Collected data>

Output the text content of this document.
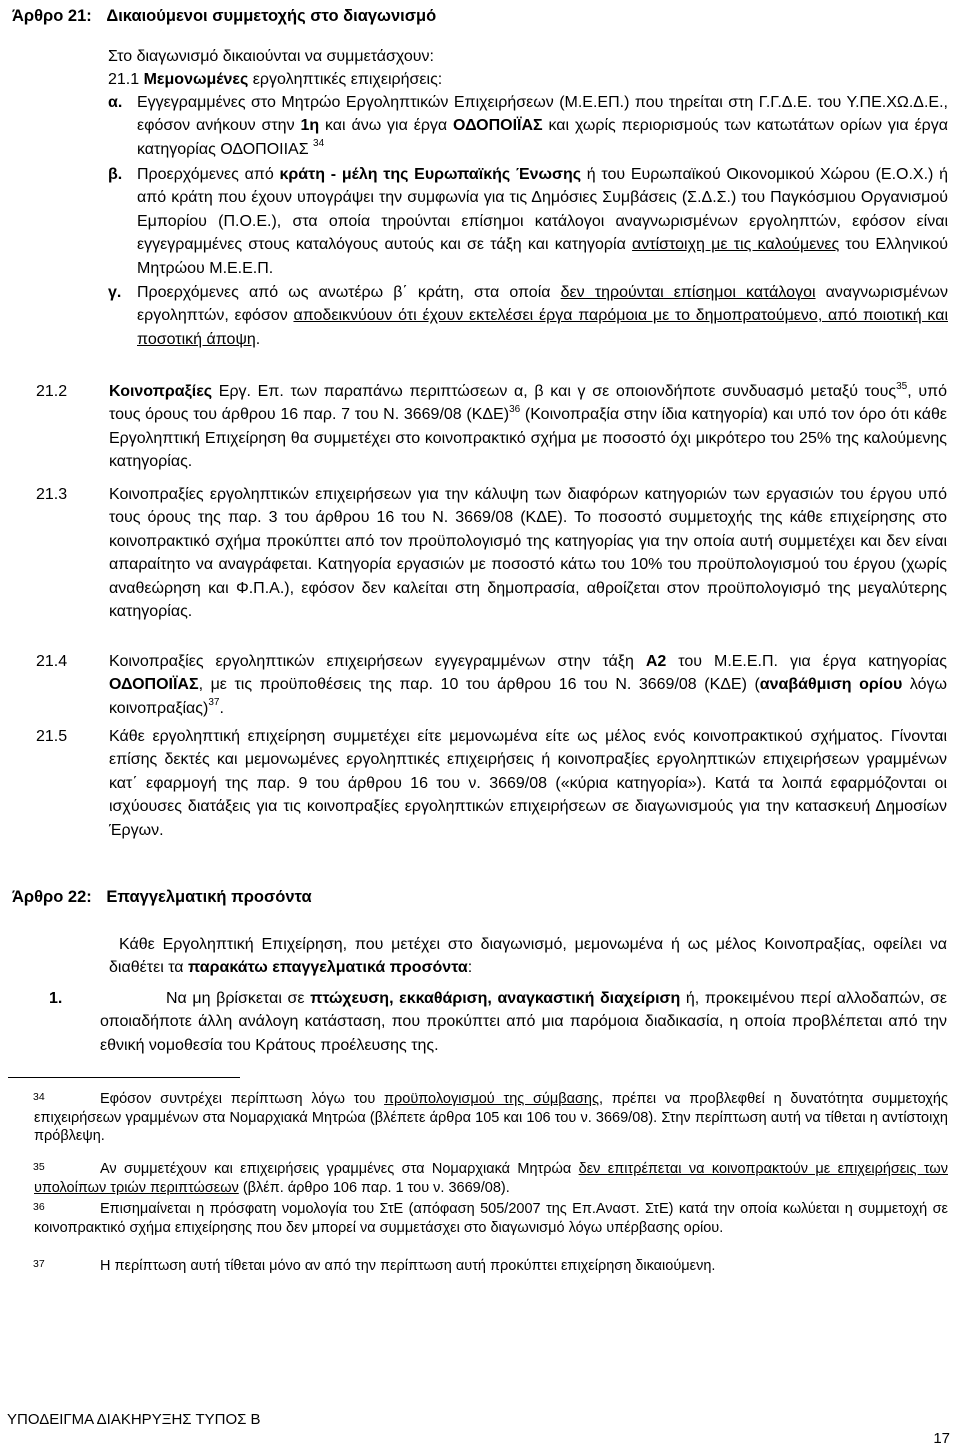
Άρθρο 21: Δικαιούμενοι συμμετοχής στο διαγωνισμό
Στο διαγωνισμό δικαιούνται να συμμετάσχουν:
21.1 Μεμονωμένες εργοληπτικές επιχειρήσεις:
α. Εγγεγραμμένες στο Μητρώο Εργοληπτικών Επιχειρήσεων (Μ.Ε.ΕΠ.) που τηρείται στη Γ.Γ.Δ.Ε. του Υ.ΠΕ.ΧΩ.Δ.Ε., εφόσον ανήκουν στην 1η και άνω για έργα ΟΔΟΠΟΙΪΑΣ και χωρίς περιορισμούς των κατωτάτων ορίων για έργα κατηγορίας ΟΔΟΠΟΙΙΑΣ $^{34}$
β. Προερχόμενες από κράτη - μέλη της Ευρωπαϊκής Ένωσης ή του Ευρωπαϊκού Οικονομικού Χώρου (Ε.Ο.Χ.) ή από κράτη που έχουν υπογράψει την συμφωνία για τις Δημόσιες Συμβάσεις (Σ.Δ.Σ.) του Παγκόσμιου Οργανισμού Εμπορίου (Π.Ο.Ε.), στα οποία τηρούνται επίσημοι κατάλογοι αναγνωρισμένων εργοληπτών, εφόσον είναι εγγεγραμμένες στους καταλόγους αυτούς και σε τάξη και κατηγορία αντίστοιχη με τις καλούμενες του Ελληνικού Μητρώου Μ.Ε.Ε.Π.
γ. Προερχόμενες από ως ανωτέρω β΄ κράτη, στα οποία δεν τηρούνται επίσημοι κατάλογοι αναγνωρισμένων εργοληπτών, εφόσον αποδεικνύουν ότι έχουν εκτελέσει έργα παρόμοια με το δημοπρατούμενο, από ποιοτική και ποσοτική άποψη.
21.2	Κοινοπραξίες Εργ. Επ. των παραπάνω περιπτώσεων α, β και γ σε οποιονδήποτε συνδυασμό μεταξύ τους$^{35}$, υπό τους όρους του άρθρου 16 παρ. 7 του Ν. 3669/08 $(K\Delta E)^{36}$ (Κοινοπραξία στην ίδια κατηγορία) και υπό τον όρο ότι κάθε Εργοληπτική Επιχείρηση θα συμμετέχει στο κοινοπρακτικό σχήμα με ποσοστό όχι μικρότερο του 25% της καλούμενης κατηγορίας.
21.3	Κοινοπραξίες εργοληπτικών επιχειρήσεων για την κάλυψη των διαφόρων κατηγοριών των εργασιών του έργου υπό τους όρους της παρ. 3 του άρθρου 16 του Ν. 3669/08 (ΚΔΕ). Το ποσοστό συμμετοχής της κάθε επιχείρησης στο κοινοπρακτικό σχήμα προκύπτει από τον προϋπολογισμό της κατηγορίας για την οποία αυτή συμμετέχει και δεν είναι απαραίτητο να αναγράφεται. Κατηγορία εργασιών με ποσοστό κάτω του 10% του προϋπολογισμού του έργου (χωρίς αναθεώρηση και Φ.Π.Α.), εφόσον δεν καλείται στη δημοπρασία, αθροίζεται στον προϋπολογισμό της μεγαλύτερης κατηγορίας.
21.4	Κοινοπραξίες εργοληπτικών επιχειρήσεων εγγεγραμμένων στην τάξη Α2 του Μ.Ε.Ε.Π. για έργα κατηγορίας ΟΔΟΠΟΙΪΑΣ, με τις προϋποθέσεις της παρ. 10 του άρθρου 16 του Ν. 3669/08 (ΚΔΕ) (αναβάθμιση ορίου λόγω κοινοπραξίας)$^{37}$.
21.5	Κάθε εργοληπτική επιχείρηση συμμετέχει είτε μεμονωμένα είτε ως μέλος ενός κοινοπρακτικού σχήματος. Γίνονται επίσης δεκτές και μεμονωμένες εργοληπτικές επιχειρήσεις ή κοινοπραξίες εργοληπτικών επιχειρήσεων γραμμένων κατ΄ εφαρμογή της παρ. 9 του άρθρου 16 του ν. 3669/08 («κύρια κατηγορία»). Κατά τα λοιπά εφαρμόζονται οι ισχύουσες διατάξεις για τις κοινοπραξίες εργοληπτικών επιχειρήσεων σε διαγωνισμούς για την κατασκευή Δημοσίων Έργων.
Άρθρο 22: Επαγγελματική προσόντα
Κάθε Εργοληπτική Επιχείρηση, που μετέχει στο διαγωνισμό, μεμονωμένα ή ως μέλος Κοινοπραξίας, οφείλει να διαθέτει τα παρακάτω επαγγελματικά προσόντα:
1.	Να μη βρίσκεται σε πτώχευση, εκκαθάριση, αναγκαστική διαχείριση ή, προκειμένου περί αλλοδαπών, σε οποιαδήποτε άλλη ανάλογη κατάσταση, που προκύπτει από μια παρόμοια διαδικασία, η οποία προβλέπεται από την εθνική νομοθεσία του Κράτους προέλευσης της.
34	Εφόσον συντρέχει περίπτωση λόγω του προϋπολογισμού της σύμβασης, πρέπει να προβλεφθεί η δυνατότητα συμμετοχής επιχειρήσεων γραμμένων στα Νομαρχιακά Μητρώα (βλέπετε άρθρα 105 και 106 του ν. 3669/08). Στην περίπτωση αυτή να τίθεται η αντίστοιχη πρόβλεψη.
35	Αν συμμετέχουν και επιχειρήσεις γραμμένες στα Νομαρχιακά Μητρώα δεν επιτρέπεται να κοινοπρακτούν με επιχειρήσεις των υπολοίπων τριών περιπτώσεων (βλέπ. άρθρο 106 παρ. 1 του ν. 3669/08).
36	Επισημαίνεται η πρόσφατη νομολογία του ΣτΕ (απόφαση 505/2007 της Επ.Αναστ. ΣτΕ) κατά την οποία κωλύεται η συμμετοχή σε κοινοπρακτικό σχήμα επιχείρησης που δεν μπορεί να συμμετάσχει στο διαγωνισμό λόγω υπέρβασης ορίου.
37	Η περίπτωση αυτή τίθεται μόνο αν από την περίπτωση αυτή προκύπτει επιχείρηση δικαιούμενη.
ΥΠΟΔΕΙΓΜΑ ΔΙΑΚΗΡΥΞΗΣ ΤΥΠΟΣ Β
17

REQUIRED WORK>
State only the number of lines in these entries that contain "επιχειρήσεις".

RESULT FOR THIS TASK>
3